Aim -
Scan the material below for lines with the word "JSON" and report how many there are, with nothing added.

# Raw data start

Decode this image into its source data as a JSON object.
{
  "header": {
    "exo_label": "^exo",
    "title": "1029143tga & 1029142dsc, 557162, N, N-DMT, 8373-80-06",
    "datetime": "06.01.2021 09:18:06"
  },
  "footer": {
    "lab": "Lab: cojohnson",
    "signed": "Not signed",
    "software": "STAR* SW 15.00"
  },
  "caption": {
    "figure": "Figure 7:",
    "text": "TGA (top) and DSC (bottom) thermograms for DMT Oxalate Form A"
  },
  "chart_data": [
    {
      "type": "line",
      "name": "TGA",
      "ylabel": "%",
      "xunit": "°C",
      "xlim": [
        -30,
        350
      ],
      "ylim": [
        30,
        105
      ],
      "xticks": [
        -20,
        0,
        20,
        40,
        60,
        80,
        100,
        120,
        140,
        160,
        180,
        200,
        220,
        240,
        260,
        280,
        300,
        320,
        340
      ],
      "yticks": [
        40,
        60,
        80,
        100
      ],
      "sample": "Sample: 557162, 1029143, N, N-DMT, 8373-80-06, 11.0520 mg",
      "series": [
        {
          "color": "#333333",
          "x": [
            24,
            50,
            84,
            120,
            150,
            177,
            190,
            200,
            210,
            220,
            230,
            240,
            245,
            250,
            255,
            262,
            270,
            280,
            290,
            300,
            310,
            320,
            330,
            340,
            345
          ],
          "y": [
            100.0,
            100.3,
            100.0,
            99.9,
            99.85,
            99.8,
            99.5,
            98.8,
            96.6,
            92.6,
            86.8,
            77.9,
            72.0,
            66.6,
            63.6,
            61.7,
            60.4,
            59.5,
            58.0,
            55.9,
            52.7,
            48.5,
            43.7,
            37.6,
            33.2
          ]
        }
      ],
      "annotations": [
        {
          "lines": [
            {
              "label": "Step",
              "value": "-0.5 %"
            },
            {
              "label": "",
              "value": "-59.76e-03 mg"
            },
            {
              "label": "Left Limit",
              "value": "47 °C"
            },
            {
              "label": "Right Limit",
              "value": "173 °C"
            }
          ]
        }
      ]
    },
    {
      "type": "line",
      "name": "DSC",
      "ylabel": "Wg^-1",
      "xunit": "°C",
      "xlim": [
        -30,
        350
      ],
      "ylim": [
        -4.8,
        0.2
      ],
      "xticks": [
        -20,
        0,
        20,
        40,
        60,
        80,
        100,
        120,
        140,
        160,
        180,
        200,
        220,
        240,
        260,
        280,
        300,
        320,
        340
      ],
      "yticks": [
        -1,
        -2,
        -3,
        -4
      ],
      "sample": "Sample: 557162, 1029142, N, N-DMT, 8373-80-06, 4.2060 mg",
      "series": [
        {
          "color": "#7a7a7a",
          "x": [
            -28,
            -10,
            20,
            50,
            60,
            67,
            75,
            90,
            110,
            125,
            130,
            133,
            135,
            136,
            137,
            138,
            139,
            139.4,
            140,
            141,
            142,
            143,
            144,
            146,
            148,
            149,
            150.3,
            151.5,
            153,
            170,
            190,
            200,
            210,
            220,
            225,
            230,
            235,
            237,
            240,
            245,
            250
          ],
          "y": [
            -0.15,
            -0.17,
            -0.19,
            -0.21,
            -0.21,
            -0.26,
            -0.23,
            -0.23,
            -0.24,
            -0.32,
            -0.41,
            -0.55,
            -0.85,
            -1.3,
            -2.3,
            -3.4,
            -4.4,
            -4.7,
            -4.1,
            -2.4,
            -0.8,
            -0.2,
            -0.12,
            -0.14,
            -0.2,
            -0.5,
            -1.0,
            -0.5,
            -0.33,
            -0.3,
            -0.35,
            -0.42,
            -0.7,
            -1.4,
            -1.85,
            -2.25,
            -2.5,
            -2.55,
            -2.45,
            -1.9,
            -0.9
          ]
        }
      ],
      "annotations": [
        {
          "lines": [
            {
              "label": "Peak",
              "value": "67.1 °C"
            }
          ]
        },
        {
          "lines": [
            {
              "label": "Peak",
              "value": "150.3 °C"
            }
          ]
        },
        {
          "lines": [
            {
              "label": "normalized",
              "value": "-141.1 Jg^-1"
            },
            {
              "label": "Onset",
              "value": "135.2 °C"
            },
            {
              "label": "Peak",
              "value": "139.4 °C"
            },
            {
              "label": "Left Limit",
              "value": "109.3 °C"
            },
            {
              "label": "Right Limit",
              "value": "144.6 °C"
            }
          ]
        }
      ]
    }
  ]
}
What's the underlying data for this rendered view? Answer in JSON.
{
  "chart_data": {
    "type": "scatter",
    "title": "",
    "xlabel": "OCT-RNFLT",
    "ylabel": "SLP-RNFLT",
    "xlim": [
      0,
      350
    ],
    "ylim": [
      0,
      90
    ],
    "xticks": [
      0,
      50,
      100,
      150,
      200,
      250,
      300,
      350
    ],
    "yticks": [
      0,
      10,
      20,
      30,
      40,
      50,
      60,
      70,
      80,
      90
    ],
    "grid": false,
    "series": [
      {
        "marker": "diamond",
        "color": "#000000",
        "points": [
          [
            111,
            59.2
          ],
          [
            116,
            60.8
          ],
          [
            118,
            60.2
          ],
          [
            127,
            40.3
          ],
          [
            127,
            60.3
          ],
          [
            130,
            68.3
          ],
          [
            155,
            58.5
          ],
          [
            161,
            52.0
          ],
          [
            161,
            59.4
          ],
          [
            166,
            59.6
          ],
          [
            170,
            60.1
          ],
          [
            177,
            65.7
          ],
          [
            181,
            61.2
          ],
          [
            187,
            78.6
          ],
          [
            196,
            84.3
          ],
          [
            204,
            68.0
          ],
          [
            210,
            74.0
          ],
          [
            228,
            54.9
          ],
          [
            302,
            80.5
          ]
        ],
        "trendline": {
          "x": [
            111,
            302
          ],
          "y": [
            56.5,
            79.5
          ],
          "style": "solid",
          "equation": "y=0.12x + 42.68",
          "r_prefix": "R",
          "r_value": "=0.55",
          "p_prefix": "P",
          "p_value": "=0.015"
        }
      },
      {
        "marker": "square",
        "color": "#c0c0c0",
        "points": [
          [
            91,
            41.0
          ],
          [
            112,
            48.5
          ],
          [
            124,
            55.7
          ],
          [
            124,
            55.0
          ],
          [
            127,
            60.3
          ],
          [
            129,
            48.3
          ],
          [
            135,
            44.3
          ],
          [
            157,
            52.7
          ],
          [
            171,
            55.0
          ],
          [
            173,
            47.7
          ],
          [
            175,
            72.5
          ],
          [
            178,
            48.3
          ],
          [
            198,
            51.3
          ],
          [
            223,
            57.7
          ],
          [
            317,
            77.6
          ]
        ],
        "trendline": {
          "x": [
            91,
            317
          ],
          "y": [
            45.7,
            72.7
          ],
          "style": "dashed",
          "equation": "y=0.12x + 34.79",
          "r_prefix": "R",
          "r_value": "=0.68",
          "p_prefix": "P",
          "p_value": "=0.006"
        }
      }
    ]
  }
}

# Raw data end

Task output -
2